Dataset entries:
----------------------------------------

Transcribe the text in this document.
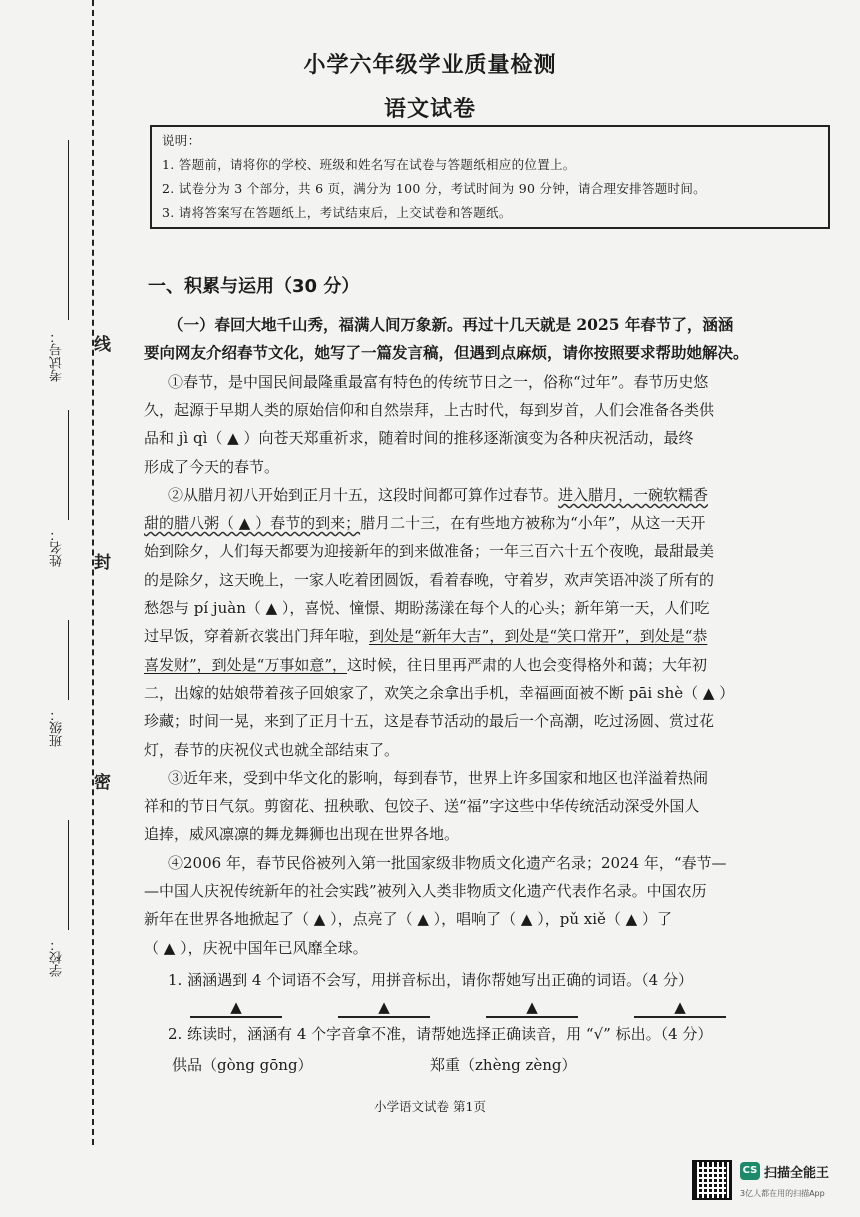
线
封
密
考试号：
姓名：
班级：
学校：
小学六年级学业质量检测
语文试卷
说明：
1. 答题前，请将你的学校、班级和姓名写在试卷与答题纸相应的位置上。
2. 试卷分为 3 个部分，共 6 页，满分为 100 分，考试时间为 90 分钟，请合理安排答题时间。
3. 请将答案写在答题纸上，考试结束后，上交试卷和答题纸。
一、积累与运用（30 分）
（一）春回大地千山秀，福满人间万象新。再过十几天就是 2025 年春节了，涵涵
要向网友介绍春节文化，她写了一篇发言稿，但遇到点麻烦，请你按照要求帮助她解决。
①春节，是中国民间最隆重最富有特色的传统节日之一，俗称“过年”。春节历史悠
久，起源于早期人类的原始信仰和自然崇拜，上古时代，每到岁首，人们会准备各类供
品和 jì qì（ ▲ ）向苍天郑重祈求，随着时间的推移逐渐演变为各种庆祝活动，最终
形成了今天的春节。
②从腊月初八开始到正月十五，这段时间都可算作过春节。进入腊月，一碗软糯香
甜的腊八粥（ ▲ ）春节的到来；腊月二十三，在有些地方被称为“小年”，从这一天开
始到除夕，人们每天都要为迎接新年的到来做准备；一年三百六十五个夜晚，最甜最美
的是除夕，这天晚上，一家人吃着团圆饭，看着春晚，守着岁，欢声笑语冲淡了所有的
愁怨与 pí juàn（ ▲ ），喜悦、憧憬、期盼荡漾在每个人的心头；新年第一天，人们吃
过早饭，穿着新衣裳出门拜年啦，到处是“新年大吉”，到处是“笑口常开”，到处是“恭
喜发财”，到处是“万事如意”，这时候，往日里再严肃的人也会变得格外和蔼；大年初
二，出嫁的姑娘带着孩子回娘家了，欢笑之余拿出手机，幸福画面被不断 pāi shè（ ▲ ）
珍藏；时间一晃，来到了正月十五，这是春节活动的最后一个高潮，吃过汤圆、赏过花
灯，春节的庆祝仪式也就全部结束了。
③近年来，受到中华文化的影响，每到春节，世界上许多国家和地区也洋溢着热闹
祥和的节日气氛。剪窗花、扭秧歌、包饺子、送“福”字这些中华传统活动深受外国人
追捧，威风凛凛的舞龙舞狮也出现在世界各地。
④2006 年，春节民俗被列入第一批国家级非物质文化遗产名录；2024 年，“春节—
—中国人庆祝传统新年的社会实践”被列入人类非物质文化遗产代表作名录。中国农历
新年在世界各地掀起了（ ▲ ），点亮了（ ▲ ），唱响了（ ▲ ），pǔ xiě（ ▲ ）了
（ ▲ ），庆祝中国年已风靡全球。
1. 涵涵遇到 4 个词语不会写，用拼音标出，请你帮她写出正确的词语。（4 分）
▲	▲	▲	▲
2. 练读时，涵涵有 4 个字音拿不准，请帮她选择正确读音，用 “√” 标出。（4 分）
小学语文试卷 第1页
CS 扫描全能王
3亿人都在用的扫描App
供品（gòng gōng）	郑重（zhèng zèng）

----------------------------------------

_Objective:_ Every line above should be repeated exactly; pictures stay out of the copy.

_Response to this task:_
Transcribe the text in this document.
线
封
密
考试号：
姓名：
班级：
学校：
小学六年级学业质量检测
语文试卷
说明：
1. 答题前，请将你的学校、班级和姓名写在试卷与答题纸相应的位置上。
2. 试卷分为 3 个部分，共 6 页，满分为 100 分，考试时间为 90 分钟，请合理安排答题时间。
3. 请将答案写在答题纸上，考试结束后，上交试卷和答题纸。
一、积累与运用（30 分）
（一）春回大地千山秀，福满人间万象新。再过十几天就是 2025 年春节了，涵涵
要向网友介绍春节文化，她写了一篇发言稿，但遇到点麻烦，请你按照要求帮助她解决。
①春节，是中国民间最隆重最富有特色的传统节日之一，俗称“过年”。春节历史悠
久，起源于早期人类的原始信仰和自然崇拜，上古时代，每到岁首，人们会准备各类供
品和 jì qì（ ▲ ）向苍天郑重祈求，随着时间的推移逐渐演变为各种庆祝活动，最终
形成了今天的春节。
②从腊月初八开始到正月十五，这段时间都可算作过春节。进入腊月，一碗软糯香
甜的腊八粥（ ▲ ）春节的到来；腊月二十三，在有些地方被称为“小年”，从这一天开
始到除夕，人们每天都要为迎接新年的到来做准备；一年三百六十五个夜晚，最甜最美
的是除夕，这天晚上，一家人吃着团圆饭，看着春晚，守着岁，欢声笑语冲淡了所有的
愁怨与 pí juàn（ ▲ ），喜悦、憧憬、期盼荡漾在每个人的心头；新年第一天，人们吃
过早饭，穿着新衣裳出门拜年啦，到处是“新年大吉”，到处是“笑口常开”，到处是“恭
喜发财”，到处是“万事如意”，这时候，往日里再严肃的人也会变得格外和蔼；大年初
二，出嫁的姑娘带着孩子回娘家了，欢笑之余拿出手机，幸福画面被不断 pāi shè（ ▲ ）
珍藏；时间一晃，来到了正月十五，这是春节活动的最后一个高潮，吃过汤圆、赏过花
灯，春节的庆祝仪式也就全部结束了。
③近年来，受到中华文化的影响，每到春节，世界上许多国家和地区也洋溢着热闹
祥和的节日气氛。剪窗花、扭秧歌、包饺子、送“福”字这些中华传统活动深受外国人
追捧，威风凛凛的舞龙舞狮也出现在世界各地。
④2006 年，春节民俗被列入第一批国家级非物质文化遗产名录；2024 年，“春节—
—中国人庆祝传统新年的社会实践”被列入人类非物质文化遗产代表作名录。中国农历
新年在世界各地掀起了（ ▲ ），点亮了（ ▲ ），唱响了（ ▲ ），pǔ xiě（ ▲ ）了
（ ▲ ），庆祝中国年已风靡全球。
1. 涵涵遇到 4 个词语不会写，用拼音标出，请你帮她写出正确的词语。（4 分）
▲	▲	▲	▲
2. 练读时，涵涵有 4 个字音拿不准，请帮她选择正确读音，用 “√” 标出。（4 分）
小学语文试卷 第1页
CS 扫描全能王
3亿人都在用的扫描App
供品（gòng gōng）	郑重（zhèng zèng）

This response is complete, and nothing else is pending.